__EXERCISE GOAL__
Only a number is wanted: how many lines in these records contain the word "ylabel"?

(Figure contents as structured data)
************

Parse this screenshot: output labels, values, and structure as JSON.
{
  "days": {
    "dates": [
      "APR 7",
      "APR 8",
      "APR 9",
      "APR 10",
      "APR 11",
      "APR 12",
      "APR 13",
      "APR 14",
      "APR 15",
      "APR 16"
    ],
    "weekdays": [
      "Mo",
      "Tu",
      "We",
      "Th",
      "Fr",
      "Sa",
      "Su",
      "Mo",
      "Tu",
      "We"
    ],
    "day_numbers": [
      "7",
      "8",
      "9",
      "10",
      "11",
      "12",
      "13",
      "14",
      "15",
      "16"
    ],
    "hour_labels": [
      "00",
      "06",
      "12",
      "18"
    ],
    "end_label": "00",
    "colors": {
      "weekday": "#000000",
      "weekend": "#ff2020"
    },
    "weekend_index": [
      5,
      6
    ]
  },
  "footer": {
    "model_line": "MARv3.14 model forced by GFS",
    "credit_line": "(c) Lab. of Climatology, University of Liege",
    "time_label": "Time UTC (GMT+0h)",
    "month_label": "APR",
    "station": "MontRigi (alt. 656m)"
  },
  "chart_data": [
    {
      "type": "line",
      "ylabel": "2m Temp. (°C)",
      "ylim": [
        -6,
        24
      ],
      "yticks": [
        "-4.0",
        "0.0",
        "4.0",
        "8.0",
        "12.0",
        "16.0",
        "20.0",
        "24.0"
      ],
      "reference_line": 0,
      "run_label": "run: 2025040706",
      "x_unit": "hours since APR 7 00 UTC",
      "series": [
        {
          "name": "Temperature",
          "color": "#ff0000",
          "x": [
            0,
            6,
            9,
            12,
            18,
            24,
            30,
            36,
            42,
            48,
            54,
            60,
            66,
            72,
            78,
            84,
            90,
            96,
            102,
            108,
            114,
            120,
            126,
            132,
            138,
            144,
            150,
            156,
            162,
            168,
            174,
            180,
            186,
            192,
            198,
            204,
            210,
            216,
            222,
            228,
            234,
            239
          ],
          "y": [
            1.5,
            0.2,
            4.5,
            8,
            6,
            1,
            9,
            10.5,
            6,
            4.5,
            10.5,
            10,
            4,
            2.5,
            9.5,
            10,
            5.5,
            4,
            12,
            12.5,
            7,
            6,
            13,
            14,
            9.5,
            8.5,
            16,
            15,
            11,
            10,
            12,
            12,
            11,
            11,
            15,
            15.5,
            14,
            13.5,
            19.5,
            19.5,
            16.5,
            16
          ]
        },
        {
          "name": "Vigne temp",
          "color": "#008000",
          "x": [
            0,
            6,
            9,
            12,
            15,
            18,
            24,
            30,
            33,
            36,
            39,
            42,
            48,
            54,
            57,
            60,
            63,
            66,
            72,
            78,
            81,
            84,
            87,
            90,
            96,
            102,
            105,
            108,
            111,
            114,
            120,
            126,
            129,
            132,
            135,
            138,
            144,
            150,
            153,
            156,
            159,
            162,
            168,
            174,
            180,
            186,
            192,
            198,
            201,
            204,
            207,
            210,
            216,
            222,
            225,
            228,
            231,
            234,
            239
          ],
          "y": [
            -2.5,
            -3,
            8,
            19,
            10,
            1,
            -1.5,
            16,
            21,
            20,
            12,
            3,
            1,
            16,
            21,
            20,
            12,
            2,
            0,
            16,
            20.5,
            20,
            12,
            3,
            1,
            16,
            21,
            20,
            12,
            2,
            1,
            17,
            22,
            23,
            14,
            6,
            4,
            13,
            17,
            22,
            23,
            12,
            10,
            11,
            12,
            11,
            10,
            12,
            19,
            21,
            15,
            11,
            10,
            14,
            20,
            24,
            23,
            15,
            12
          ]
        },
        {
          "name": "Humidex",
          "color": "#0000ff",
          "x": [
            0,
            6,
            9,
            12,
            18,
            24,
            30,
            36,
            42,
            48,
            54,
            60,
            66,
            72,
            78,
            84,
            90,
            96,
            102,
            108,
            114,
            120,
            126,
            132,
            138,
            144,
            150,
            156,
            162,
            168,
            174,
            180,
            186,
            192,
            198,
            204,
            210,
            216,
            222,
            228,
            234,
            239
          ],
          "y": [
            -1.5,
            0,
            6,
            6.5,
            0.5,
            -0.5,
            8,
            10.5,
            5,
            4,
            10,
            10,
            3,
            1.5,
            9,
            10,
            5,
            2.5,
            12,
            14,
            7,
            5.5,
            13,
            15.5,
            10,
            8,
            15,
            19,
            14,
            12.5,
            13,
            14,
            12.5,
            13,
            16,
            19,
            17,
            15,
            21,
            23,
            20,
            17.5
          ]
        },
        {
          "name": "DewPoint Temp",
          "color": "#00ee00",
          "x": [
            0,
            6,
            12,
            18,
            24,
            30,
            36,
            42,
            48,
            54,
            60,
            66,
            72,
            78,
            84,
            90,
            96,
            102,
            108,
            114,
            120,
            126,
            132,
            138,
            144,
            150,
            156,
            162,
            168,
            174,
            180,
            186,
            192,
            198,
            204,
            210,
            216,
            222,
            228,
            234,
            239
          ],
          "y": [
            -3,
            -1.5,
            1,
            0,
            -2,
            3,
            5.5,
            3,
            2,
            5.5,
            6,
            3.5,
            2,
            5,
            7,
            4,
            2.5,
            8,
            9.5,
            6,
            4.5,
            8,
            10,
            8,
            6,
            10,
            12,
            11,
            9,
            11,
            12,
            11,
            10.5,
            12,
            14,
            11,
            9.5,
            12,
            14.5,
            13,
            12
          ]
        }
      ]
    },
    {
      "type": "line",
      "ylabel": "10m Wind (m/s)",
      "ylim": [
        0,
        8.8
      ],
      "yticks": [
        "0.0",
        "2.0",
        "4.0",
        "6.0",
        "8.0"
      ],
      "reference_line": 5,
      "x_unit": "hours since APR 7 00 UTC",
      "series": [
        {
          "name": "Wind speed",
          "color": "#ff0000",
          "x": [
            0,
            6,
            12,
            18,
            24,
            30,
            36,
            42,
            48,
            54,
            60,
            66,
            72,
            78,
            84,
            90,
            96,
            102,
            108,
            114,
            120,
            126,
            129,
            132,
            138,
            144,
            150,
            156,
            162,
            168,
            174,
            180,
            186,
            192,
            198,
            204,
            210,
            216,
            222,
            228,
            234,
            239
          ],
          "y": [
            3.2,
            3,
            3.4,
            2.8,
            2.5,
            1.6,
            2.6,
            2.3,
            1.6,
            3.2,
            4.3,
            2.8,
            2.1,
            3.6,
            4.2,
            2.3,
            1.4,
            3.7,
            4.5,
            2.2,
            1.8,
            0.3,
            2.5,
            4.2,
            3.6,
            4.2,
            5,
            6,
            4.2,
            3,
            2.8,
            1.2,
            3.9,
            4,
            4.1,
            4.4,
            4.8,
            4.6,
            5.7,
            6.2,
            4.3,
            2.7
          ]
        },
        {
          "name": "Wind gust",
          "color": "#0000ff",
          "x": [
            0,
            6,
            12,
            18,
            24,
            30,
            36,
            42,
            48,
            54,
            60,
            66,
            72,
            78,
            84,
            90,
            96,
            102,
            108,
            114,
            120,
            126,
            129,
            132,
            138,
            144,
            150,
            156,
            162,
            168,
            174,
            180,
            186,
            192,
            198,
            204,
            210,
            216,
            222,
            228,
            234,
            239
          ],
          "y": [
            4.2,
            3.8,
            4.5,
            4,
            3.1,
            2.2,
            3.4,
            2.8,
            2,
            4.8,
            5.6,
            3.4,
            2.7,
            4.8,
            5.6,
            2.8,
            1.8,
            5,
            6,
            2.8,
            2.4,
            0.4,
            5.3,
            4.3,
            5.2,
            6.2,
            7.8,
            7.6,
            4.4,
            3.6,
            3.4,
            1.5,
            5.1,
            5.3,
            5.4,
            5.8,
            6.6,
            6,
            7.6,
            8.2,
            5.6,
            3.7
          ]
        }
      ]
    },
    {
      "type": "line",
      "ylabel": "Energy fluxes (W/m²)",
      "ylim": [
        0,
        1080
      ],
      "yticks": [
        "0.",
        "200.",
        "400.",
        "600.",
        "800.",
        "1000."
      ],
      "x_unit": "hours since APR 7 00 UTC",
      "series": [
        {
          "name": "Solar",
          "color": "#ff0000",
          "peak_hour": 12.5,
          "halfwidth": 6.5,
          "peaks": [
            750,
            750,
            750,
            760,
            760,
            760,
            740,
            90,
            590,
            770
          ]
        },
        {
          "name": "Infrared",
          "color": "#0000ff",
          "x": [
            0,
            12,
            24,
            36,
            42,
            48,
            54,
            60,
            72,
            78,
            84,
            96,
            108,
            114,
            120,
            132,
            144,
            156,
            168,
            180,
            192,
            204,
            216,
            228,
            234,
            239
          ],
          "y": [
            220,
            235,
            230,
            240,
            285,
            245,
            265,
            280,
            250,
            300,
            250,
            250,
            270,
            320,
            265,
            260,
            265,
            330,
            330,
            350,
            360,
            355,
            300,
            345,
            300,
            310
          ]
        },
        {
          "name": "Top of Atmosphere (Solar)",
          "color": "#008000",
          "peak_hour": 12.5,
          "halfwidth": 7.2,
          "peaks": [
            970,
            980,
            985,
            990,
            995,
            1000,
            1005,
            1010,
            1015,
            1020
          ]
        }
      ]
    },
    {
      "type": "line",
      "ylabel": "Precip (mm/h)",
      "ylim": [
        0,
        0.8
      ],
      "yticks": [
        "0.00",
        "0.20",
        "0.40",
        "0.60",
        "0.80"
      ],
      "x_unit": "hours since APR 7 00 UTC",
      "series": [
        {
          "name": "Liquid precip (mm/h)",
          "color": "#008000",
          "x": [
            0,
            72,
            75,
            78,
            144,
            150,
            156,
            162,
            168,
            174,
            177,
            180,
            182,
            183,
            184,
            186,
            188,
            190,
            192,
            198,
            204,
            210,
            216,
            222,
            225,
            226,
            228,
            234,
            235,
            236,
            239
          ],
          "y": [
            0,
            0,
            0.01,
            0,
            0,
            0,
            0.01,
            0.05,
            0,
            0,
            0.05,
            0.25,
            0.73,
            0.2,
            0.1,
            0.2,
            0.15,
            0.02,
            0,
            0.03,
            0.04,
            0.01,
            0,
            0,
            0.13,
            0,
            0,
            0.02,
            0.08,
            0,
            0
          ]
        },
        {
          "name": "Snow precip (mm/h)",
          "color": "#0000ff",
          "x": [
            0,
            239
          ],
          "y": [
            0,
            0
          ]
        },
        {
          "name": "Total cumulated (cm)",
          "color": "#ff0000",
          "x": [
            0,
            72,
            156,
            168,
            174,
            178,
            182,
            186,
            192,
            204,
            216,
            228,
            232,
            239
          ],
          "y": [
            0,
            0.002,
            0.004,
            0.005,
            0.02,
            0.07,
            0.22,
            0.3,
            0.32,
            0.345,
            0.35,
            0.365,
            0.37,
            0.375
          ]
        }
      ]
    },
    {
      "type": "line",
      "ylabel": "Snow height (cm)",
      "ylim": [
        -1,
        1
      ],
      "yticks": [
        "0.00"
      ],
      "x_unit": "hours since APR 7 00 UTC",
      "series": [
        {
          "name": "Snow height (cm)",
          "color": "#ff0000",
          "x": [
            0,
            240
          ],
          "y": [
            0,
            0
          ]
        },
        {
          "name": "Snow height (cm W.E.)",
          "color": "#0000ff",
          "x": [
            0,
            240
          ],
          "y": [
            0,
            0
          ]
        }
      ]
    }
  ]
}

************

__SOLVED EXERCISE__
5